What the task asks = Scan each line of the records for the word "subtitle" and extract the ones that have it.

===============

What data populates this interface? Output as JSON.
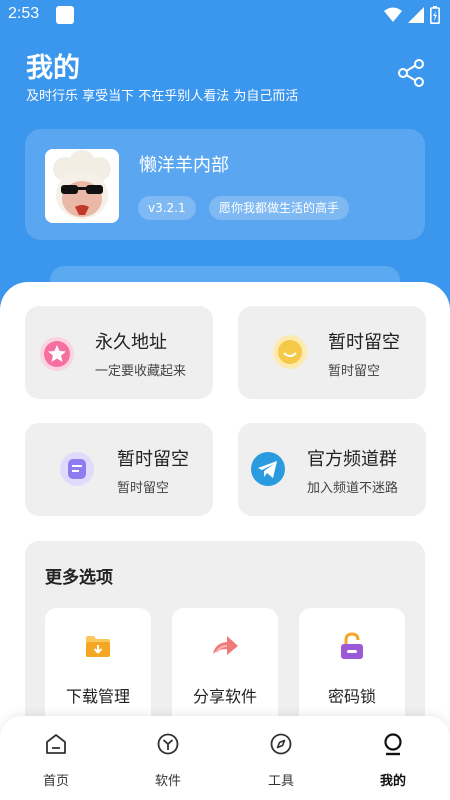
{
  "status_bar": {
    "time": "2:53"
  },
  "header": {
    "title": "我的",
    "subtitle": "及时行乐 享受当下 不在乎别人看法 为自己而活"
  },
  "profile": {
    "name": "懒洋羊内部",
    "version": "v3.2.1",
    "motto": "愿你我都做生活的高手"
  },
  "feature_cards": [
    {
      "title": "永久地址",
      "subtitle": "一定要收藏起来",
      "icon": "star-icon",
      "color": "#f56fa0"
    },
    {
      "title": "暂时留空",
      "subtitle": "暂时留空",
      "icon": "smile-icon",
      "color": "#f7c948"
    },
    {
      "title": "暂时留空",
      "subtitle": "暂时留空",
      "icon": "note-icon",
      "color": "#8e7cf0"
    },
    {
      "title": "官方频道群",
      "subtitle": "加入频道不迷路",
      "icon": "telegram-icon",
      "color": "#2b9be0"
    }
  ],
  "more_options": {
    "title": "更多选项",
    "items": [
      {
        "label": "下载管理",
        "icon": "folder-download-icon",
        "color": "#f5a623"
      },
      {
        "label": "分享软件",
        "icon": "share-arrow-icon",
        "color": "#f07a7a"
      },
      {
        "label": "密码锁",
        "icon": "lock-icon",
        "color": "#9b59d6"
      }
    ]
  },
  "bottom_nav": {
    "items": [
      {
        "label": "首页",
        "icon": "home-icon",
        "active": false
      },
      {
        "label": "软件",
        "icon": "apps-icon",
        "active": false
      },
      {
        "label": "工具",
        "icon": "compass-icon",
        "active": false
      },
      {
        "label": "我的",
        "icon": "profile-icon",
        "active": true
      }
    ]
  },
  "colors": {
    "brand": "#3b96ee",
    "card_bg": "#efefef"
  }
}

===============

The output =
    "subtitle": "及时行乐 享受当下 不在乎别人看法 为自己而活"
      "subtitle": "一定要收藏起来",
      "subtitle": "暂时留空",
      "subtitle": "暂时留空",
      "subtitle": "加入频道不迷路",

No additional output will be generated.